═══ Records shown ═══

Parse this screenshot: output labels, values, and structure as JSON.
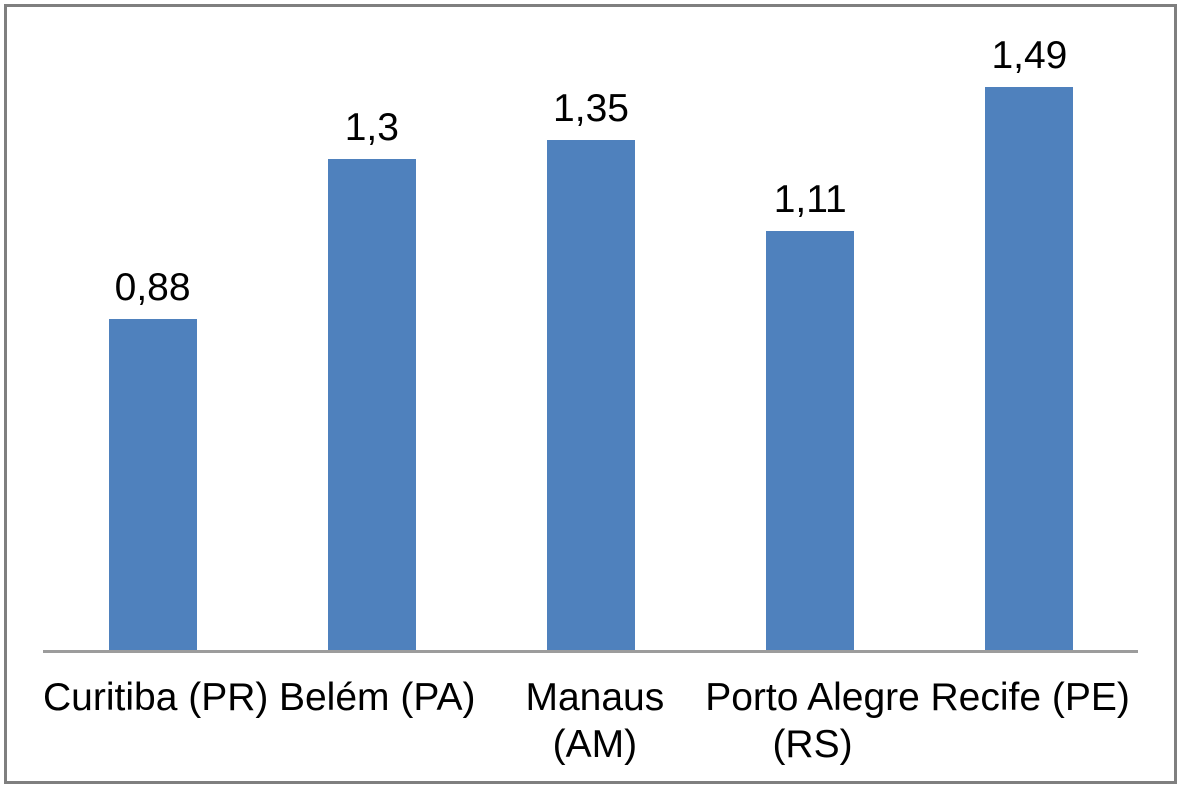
{
  "chart_data": {
    "type": "bar",
    "title": "",
    "xlabel": "",
    "ylabel": "",
    "categories": [
      "Curitiba (PR)",
      "Belém (PA)",
      "Manaus (AM)",
      "Porto Alegre (RS)",
      "Recife (PE)"
    ],
    "values": [
      0.88,
      1.3,
      1.35,
      1.11,
      1.49
    ],
    "value_labels": [
      "0,88",
      "1,3",
      "1,35",
      "1,11",
      "1,49"
    ],
    "category_label_lines": [
      [
        "Curitiba (PR)"
      ],
      [
        "Belém (PA)"
      ],
      [
        "Manaus",
        "(AM)"
      ],
      [
        "Porto Alegre",
        "(RS)"
      ],
      [
        "Recife (PE)"
      ]
    ],
    "ylim": [
      0,
      1.6
    ],
    "grid": false,
    "legend": false,
    "decimal_separator": ",",
    "colors": {
      "bar": "#4f81bd",
      "axis_line": "#9c9c9c",
      "frame_border": "#7f7f7f",
      "label_text": "#000000",
      "background": "#ffffff"
    }
  }
}
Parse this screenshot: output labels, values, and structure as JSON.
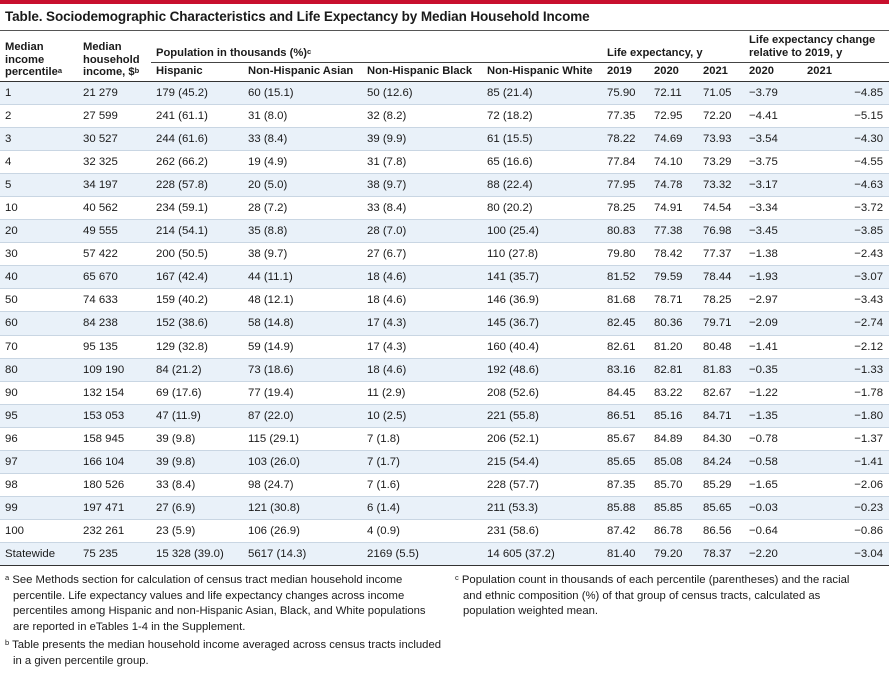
{
  "title": "Table. Sociodemographic Characteristics and Life Expectancy by Median Household Income",
  "header": {
    "col_percentile": "Median income percentile",
    "col_percentile_sup": "a",
    "col_income": "Median household income, $",
    "col_income_sup": "b",
    "group_population": "Population in thousands (%)",
    "group_population_sup": "c",
    "group_le": "Life expectancy, y",
    "group_change": "Life expectancy change relative to 2019, y",
    "hispanic": "Hispanic",
    "nh_asian": "Non-Hispanic Asian",
    "nh_black": "Non-Hispanic Black",
    "nh_white": "Non-Hispanic White",
    "y2019": "2019",
    "y2020": "2020",
    "y2021": "2021",
    "c2020": "2020",
    "c2021": "2021"
  },
  "rows": [
    [
      "1",
      "21 279",
      "179 (45.2)",
      "60 (15.1)",
      "50 (12.6)",
      "85 (21.4)",
      "75.90",
      "72.11",
      "71.05",
      "−3.79",
      "−4.85"
    ],
    [
      "2",
      "27 599",
      "241 (61.1)",
      "31 (8.0)",
      "32 (8.2)",
      "72 (18.2)",
      "77.35",
      "72.95",
      "72.20",
      "−4.41",
      "−5.15"
    ],
    [
      "3",
      "30 527",
      "244 (61.6)",
      "33 (8.4)",
      "39 (9.9)",
      "61 (15.5)",
      "78.22",
      "74.69",
      "73.93",
      "−3.54",
      "−4.30"
    ],
    [
      "4",
      "32 325",
      "262 (66.2)",
      "19 (4.9)",
      "31 (7.8)",
      "65 (16.6)",
      "77.84",
      "74.10",
      "73.29",
      "−3.75",
      "−4.55"
    ],
    [
      "5",
      "34 197",
      "228 (57.8)",
      "20 (5.0)",
      "38 (9.7)",
      "88 (22.4)",
      "77.95",
      "74.78",
      "73.32",
      "−3.17",
      "−4.63"
    ],
    [
      "10",
      "40 562",
      "234 (59.1)",
      "28 (7.2)",
      "33 (8.4)",
      "80 (20.2)",
      "78.25",
      "74.91",
      "74.54",
      "−3.34",
      "−3.72"
    ],
    [
      "20",
      "49 555",
      "214 (54.1)",
      "35 (8.8)",
      "28 (7.0)",
      "100 (25.4)",
      "80.83",
      "77.38",
      "76.98",
      "−3.45",
      "−3.85"
    ],
    [
      "30",
      "57 422",
      "200 (50.5)",
      "38 (9.7)",
      "27 (6.7)",
      "110 (27.8)",
      "79.80",
      "78.42",
      "77.37",
      "−1.38",
      "−2.43"
    ],
    [
      "40",
      "65 670",
      "167 (42.4)",
      "44 (11.1)",
      "18 (4.6)",
      "141 (35.7)",
      "81.52",
      "79.59",
      "78.44",
      "−1.93",
      "−3.07"
    ],
    [
      "50",
      "74 633",
      "159 (40.2)",
      "48 (12.1)",
      "18 (4.6)",
      "146 (36.9)",
      "81.68",
      "78.71",
      "78.25",
      "−2.97",
      "−3.43"
    ],
    [
      "60",
      "84 238",
      "152 (38.6)",
      "58 (14.8)",
      "17 (4.3)",
      "145 (36.7)",
      "82.45",
      "80.36",
      "79.71",
      "−2.09",
      "−2.74"
    ],
    [
      "70",
      "95 135",
      "129 (32.8)",
      "59 (14.9)",
      "17 (4.3)",
      "160 (40.4)",
      "82.61",
      "81.20",
      "80.48",
      "−1.41",
      "−2.12"
    ],
    [
      "80",
      "109 190",
      "84 (21.2)",
      "73 (18.6)",
      "18 (4.6)",
      "192 (48.6)",
      "83.16",
      "82.81",
      "81.83",
      "−0.35",
      "−1.33"
    ],
    [
      "90",
      "132 154",
      "69 (17.6)",
      "77 (19.4)",
      "11 (2.9)",
      "208 (52.6)",
      "84.45",
      "83.22",
      "82.67",
      "−1.22",
      "−1.78"
    ],
    [
      "95",
      "153 053",
      "47 (11.9)",
      "87 (22.0)",
      "10 (2.5)",
      "221 (55.8)",
      "86.51",
      "85.16",
      "84.71",
      "−1.35",
      "−1.80"
    ],
    [
      "96",
      "158 945",
      "39 (9.8)",
      "115 (29.1)",
      "7 (1.8)",
      "206 (52.1)",
      "85.67",
      "84.89",
      "84.30",
      "−0.78",
      "−1.37"
    ],
    [
      "97",
      "166 104",
      "39 (9.8)",
      "103 (26.0)",
      "7 (1.7)",
      "215 (54.4)",
      "85.65",
      "85.08",
      "84.24",
      "−0.58",
      "−1.41"
    ],
    [
      "98",
      "180 526",
      "33 (8.4)",
      "98 (24.7)",
      "7 (1.6)",
      "228 (57.7)",
      "87.35",
      "85.70",
      "85.29",
      "−1.65",
      "−2.06"
    ],
    [
      "99",
      "197 471",
      "27 (6.9)",
      "121 (30.8)",
      "6 (1.4)",
      "211 (53.3)",
      "85.88",
      "85.85",
      "85.65",
      "−0.03",
      "−0.23"
    ],
    [
      "100",
      "232 261",
      "23 (5.9)",
      "106 (26.9)",
      "4 (0.9)",
      "231 (58.6)",
      "87.42",
      "86.78",
      "86.56",
      "−0.64",
      "−0.86"
    ],
    [
      "Statewide",
      "75 235",
      "15 328 (39.0)",
      "5617 (14.3)",
      "2169 (5.5)",
      "14 605 (37.2)",
      "81.40",
      "79.20",
      "78.37",
      "−2.20",
      "−3.04"
    ]
  ],
  "footnotes": {
    "a_mark": "a",
    "a": "See Methods section for calculation of census tract median household income percentile. Life expectancy values and life expectancy changes across income percentiles among Hispanic and non-Hispanic Asian, Black, and White populations are reported in eTables 1-4 in the Supplement.",
    "b_mark": "b",
    "b": "Table presents the median household income averaged across census tracts included in a given percentile group.",
    "c_mark": "c",
    "c": "Population count in thousands of each percentile (parentheses) and the racial and ethnic composition (%) of that group of census tracts, calculated as population weighted mean."
  },
  "colors": {
    "accent_rule": "#c8102e",
    "band": "#e9f1f9"
  }
}
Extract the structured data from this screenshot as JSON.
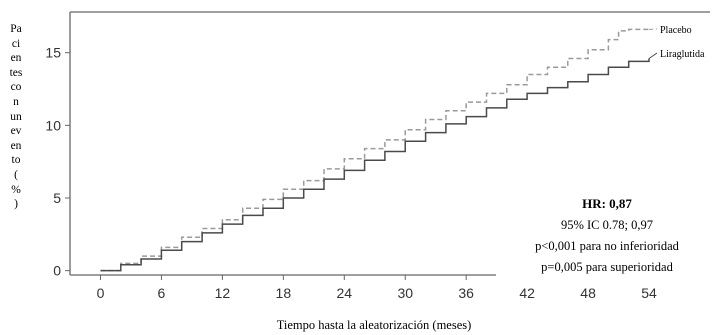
{
  "chart_data": {
    "type": "line",
    "title": "",
    "xlabel": "Tiempo hasta la aleatorización (meses)",
    "ylabel": "Pacientes con un evento (%)",
    "xlim": [
      -3,
      60
    ],
    "ylim": [
      -0.3,
      17.8
    ],
    "xticks": [
      0,
      6,
      12,
      18,
      24,
      30,
      36,
      42,
      48,
      54
    ],
    "yticks": [
      0,
      5,
      10,
      15
    ],
    "grid": false,
    "series": [
      {
        "name": "Placebo",
        "style": "dashed",
        "color": "#9a9a9a",
        "x": [
          0,
          2,
          4,
          6,
          8,
          10,
          12,
          14,
          16,
          18,
          20,
          22,
          24,
          26,
          28,
          30,
          32,
          34,
          36,
          38,
          40,
          42,
          44,
          46,
          48,
          50,
          51,
          52,
          54
        ],
        "y": [
          0,
          0.5,
          1.0,
          1.6,
          2.3,
          2.9,
          3.5,
          4.3,
          4.9,
          5.6,
          6.2,
          7.0,
          7.7,
          8.4,
          9.0,
          9.7,
          10.4,
          11.0,
          11.6,
          12.2,
          12.8,
          13.5,
          14.0,
          14.6,
          15.2,
          15.9,
          16.5,
          16.6,
          16.6
        ]
      },
      {
        "name": "Liraglutida",
        "style": "solid",
        "color": "#4a4a4a",
        "x": [
          0,
          2,
          4,
          6,
          8,
          10,
          12,
          14,
          16,
          18,
          20,
          22,
          24,
          26,
          28,
          30,
          32,
          34,
          36,
          38,
          40,
          42,
          44,
          46,
          48,
          50,
          52,
          54
        ],
        "y": [
          0,
          0.4,
          0.8,
          1.4,
          2.0,
          2.6,
          3.2,
          3.8,
          4.3,
          5.0,
          5.6,
          6.3,
          6.9,
          7.6,
          8.2,
          8.9,
          9.5,
          10.1,
          10.6,
          11.2,
          11.8,
          12.2,
          12.6,
          13.0,
          13.5,
          14.0,
          14.4,
          14.6
        ]
      }
    ],
    "annotations": {
      "hr": "HR: 0,87",
      "ci": "95% IC 0.78; 0,97",
      "p_noninf": "p<0,001 para no inferioridad",
      "p_sup": "p=0,005 para superioridad"
    }
  }
}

═══

* [Task statement]: Search the data above for the word "Black", then gather each line in which it appears.

* [Task solution]:
    "nh_black": "Non-Hispanic Black",
    "a": "See Methods section for calculation of census tract median household income percentile. Life expectancy values and life expectancy changes across income percentiles among Hispanic and non-Hispanic Asian, Black, and White populations are reported in eTables 1-4 in the Supplement.",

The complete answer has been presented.